Work required.
Your task is to copy every line of the entries that contains "JSON".
──────
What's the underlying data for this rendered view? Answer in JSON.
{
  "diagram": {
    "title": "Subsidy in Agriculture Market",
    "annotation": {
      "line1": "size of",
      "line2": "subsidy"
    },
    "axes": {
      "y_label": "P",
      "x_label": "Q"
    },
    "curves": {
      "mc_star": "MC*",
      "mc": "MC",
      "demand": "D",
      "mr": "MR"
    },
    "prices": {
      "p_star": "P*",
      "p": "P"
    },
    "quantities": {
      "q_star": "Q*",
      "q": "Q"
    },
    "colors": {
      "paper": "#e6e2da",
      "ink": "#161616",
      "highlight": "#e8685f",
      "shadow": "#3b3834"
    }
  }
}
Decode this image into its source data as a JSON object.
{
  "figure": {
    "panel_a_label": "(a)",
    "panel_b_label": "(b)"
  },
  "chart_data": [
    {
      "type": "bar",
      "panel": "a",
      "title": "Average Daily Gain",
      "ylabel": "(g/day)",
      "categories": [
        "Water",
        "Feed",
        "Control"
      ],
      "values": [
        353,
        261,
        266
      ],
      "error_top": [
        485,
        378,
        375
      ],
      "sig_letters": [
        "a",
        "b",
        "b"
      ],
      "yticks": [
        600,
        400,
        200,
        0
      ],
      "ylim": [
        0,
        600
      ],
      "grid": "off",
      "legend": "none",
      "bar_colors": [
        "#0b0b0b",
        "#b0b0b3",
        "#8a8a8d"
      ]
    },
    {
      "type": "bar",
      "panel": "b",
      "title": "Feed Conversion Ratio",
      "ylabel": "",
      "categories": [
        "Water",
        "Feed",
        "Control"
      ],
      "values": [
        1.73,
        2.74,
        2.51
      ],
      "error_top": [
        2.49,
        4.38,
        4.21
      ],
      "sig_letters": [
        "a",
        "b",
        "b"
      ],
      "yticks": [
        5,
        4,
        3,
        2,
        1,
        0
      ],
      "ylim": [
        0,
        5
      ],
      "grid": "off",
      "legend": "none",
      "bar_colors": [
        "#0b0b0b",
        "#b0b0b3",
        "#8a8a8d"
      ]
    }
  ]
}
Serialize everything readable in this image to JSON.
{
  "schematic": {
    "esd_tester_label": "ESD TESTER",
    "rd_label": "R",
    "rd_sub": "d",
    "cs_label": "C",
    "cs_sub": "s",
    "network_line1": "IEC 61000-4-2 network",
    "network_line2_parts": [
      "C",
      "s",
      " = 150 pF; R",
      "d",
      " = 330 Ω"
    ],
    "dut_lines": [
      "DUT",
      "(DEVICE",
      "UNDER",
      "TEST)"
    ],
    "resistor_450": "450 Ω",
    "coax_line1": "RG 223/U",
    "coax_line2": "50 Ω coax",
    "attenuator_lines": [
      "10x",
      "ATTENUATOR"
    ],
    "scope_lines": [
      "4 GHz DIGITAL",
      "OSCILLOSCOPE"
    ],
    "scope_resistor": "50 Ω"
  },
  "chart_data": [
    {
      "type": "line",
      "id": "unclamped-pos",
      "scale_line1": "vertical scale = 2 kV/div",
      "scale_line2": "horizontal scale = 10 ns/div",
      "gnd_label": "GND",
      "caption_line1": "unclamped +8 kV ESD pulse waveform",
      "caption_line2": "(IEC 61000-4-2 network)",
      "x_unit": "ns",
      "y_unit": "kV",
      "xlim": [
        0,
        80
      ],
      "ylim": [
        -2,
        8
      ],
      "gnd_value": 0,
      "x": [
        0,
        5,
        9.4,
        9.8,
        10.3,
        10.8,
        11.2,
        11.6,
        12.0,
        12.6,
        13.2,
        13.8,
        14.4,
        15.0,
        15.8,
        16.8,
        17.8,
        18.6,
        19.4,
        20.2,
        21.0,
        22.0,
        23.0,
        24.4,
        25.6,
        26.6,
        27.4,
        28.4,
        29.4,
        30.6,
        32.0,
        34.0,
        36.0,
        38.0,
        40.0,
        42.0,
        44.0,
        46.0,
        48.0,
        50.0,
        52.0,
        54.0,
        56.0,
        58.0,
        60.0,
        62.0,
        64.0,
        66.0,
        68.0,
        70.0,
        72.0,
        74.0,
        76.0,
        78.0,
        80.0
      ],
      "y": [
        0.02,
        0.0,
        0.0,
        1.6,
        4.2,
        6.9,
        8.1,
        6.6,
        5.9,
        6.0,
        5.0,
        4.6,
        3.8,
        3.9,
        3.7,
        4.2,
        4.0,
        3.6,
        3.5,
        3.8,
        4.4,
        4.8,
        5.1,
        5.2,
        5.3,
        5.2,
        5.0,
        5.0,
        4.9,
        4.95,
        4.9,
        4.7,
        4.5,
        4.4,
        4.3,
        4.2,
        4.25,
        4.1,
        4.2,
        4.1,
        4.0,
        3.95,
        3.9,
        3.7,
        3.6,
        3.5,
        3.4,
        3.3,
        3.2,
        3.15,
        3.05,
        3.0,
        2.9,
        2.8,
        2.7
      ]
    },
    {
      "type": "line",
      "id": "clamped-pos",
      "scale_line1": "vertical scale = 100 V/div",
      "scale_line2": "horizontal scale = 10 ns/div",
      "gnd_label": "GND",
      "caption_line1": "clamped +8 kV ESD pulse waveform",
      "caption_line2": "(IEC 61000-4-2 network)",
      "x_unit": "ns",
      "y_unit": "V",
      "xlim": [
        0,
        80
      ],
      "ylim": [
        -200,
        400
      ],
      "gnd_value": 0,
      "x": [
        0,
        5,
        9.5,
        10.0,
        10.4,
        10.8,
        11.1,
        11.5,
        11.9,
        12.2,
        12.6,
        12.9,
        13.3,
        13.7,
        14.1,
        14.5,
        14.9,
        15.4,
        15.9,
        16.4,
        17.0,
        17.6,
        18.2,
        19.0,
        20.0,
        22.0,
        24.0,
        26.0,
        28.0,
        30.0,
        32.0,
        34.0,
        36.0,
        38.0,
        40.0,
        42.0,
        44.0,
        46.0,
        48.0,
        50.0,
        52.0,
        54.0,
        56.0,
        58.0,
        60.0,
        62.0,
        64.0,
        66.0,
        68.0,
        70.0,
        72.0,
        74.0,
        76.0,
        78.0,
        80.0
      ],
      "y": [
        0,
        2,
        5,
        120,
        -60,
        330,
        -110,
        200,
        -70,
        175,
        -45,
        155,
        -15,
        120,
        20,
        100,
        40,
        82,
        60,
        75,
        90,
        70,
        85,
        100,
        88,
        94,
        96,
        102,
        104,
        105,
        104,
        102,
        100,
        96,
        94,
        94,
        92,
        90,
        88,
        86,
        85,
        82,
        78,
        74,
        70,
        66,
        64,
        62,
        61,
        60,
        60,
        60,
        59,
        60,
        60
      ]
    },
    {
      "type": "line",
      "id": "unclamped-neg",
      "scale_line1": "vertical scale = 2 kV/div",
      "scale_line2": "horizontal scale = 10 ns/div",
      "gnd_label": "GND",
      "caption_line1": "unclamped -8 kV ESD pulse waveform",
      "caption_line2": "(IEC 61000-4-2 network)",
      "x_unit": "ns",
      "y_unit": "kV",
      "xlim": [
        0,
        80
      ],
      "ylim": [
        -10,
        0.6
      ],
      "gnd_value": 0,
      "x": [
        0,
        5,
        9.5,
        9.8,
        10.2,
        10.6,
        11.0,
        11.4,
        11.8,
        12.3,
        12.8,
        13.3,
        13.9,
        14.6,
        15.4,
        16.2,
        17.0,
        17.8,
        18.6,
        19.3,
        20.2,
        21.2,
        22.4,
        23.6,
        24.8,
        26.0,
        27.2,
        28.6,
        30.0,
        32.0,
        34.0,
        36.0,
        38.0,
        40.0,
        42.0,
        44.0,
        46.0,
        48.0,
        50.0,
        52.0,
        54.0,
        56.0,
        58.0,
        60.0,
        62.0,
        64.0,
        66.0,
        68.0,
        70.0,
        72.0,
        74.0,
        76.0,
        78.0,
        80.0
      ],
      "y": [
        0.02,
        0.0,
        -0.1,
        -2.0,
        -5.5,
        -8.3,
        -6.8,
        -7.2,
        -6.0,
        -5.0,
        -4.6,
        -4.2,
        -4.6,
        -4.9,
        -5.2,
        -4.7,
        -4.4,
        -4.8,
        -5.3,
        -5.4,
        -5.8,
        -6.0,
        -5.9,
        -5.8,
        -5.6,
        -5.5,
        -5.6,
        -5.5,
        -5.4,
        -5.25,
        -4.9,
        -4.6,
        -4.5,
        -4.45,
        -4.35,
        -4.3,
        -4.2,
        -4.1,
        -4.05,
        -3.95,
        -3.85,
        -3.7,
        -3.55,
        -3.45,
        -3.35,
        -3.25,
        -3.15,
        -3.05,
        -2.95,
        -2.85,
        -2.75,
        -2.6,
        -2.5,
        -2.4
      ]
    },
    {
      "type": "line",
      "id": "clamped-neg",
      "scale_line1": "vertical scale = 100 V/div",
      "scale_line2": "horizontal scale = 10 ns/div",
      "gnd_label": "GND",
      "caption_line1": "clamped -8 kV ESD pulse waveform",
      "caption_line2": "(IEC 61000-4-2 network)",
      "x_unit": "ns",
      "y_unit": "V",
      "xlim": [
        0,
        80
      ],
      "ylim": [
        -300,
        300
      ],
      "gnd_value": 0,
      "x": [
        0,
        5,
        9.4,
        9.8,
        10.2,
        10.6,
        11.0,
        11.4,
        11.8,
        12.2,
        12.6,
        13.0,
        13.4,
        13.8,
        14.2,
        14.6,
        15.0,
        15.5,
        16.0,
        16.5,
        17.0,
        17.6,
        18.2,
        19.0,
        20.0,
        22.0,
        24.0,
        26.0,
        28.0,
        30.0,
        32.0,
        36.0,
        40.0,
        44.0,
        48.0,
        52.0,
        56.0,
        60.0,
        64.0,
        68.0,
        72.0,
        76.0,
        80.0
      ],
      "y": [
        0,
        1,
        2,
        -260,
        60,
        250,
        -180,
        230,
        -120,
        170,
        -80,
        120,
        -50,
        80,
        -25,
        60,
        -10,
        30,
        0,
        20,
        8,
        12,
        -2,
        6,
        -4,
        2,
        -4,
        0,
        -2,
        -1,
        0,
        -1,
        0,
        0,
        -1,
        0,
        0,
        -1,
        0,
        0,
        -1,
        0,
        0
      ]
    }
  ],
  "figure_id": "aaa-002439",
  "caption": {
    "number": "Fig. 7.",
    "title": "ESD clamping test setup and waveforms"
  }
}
──────
The solution.
What's the underlying data for this rendered view? Answer in JSON.
Decode this image into its source data as a JSON object.
Serialize everything readable in this image to JSON.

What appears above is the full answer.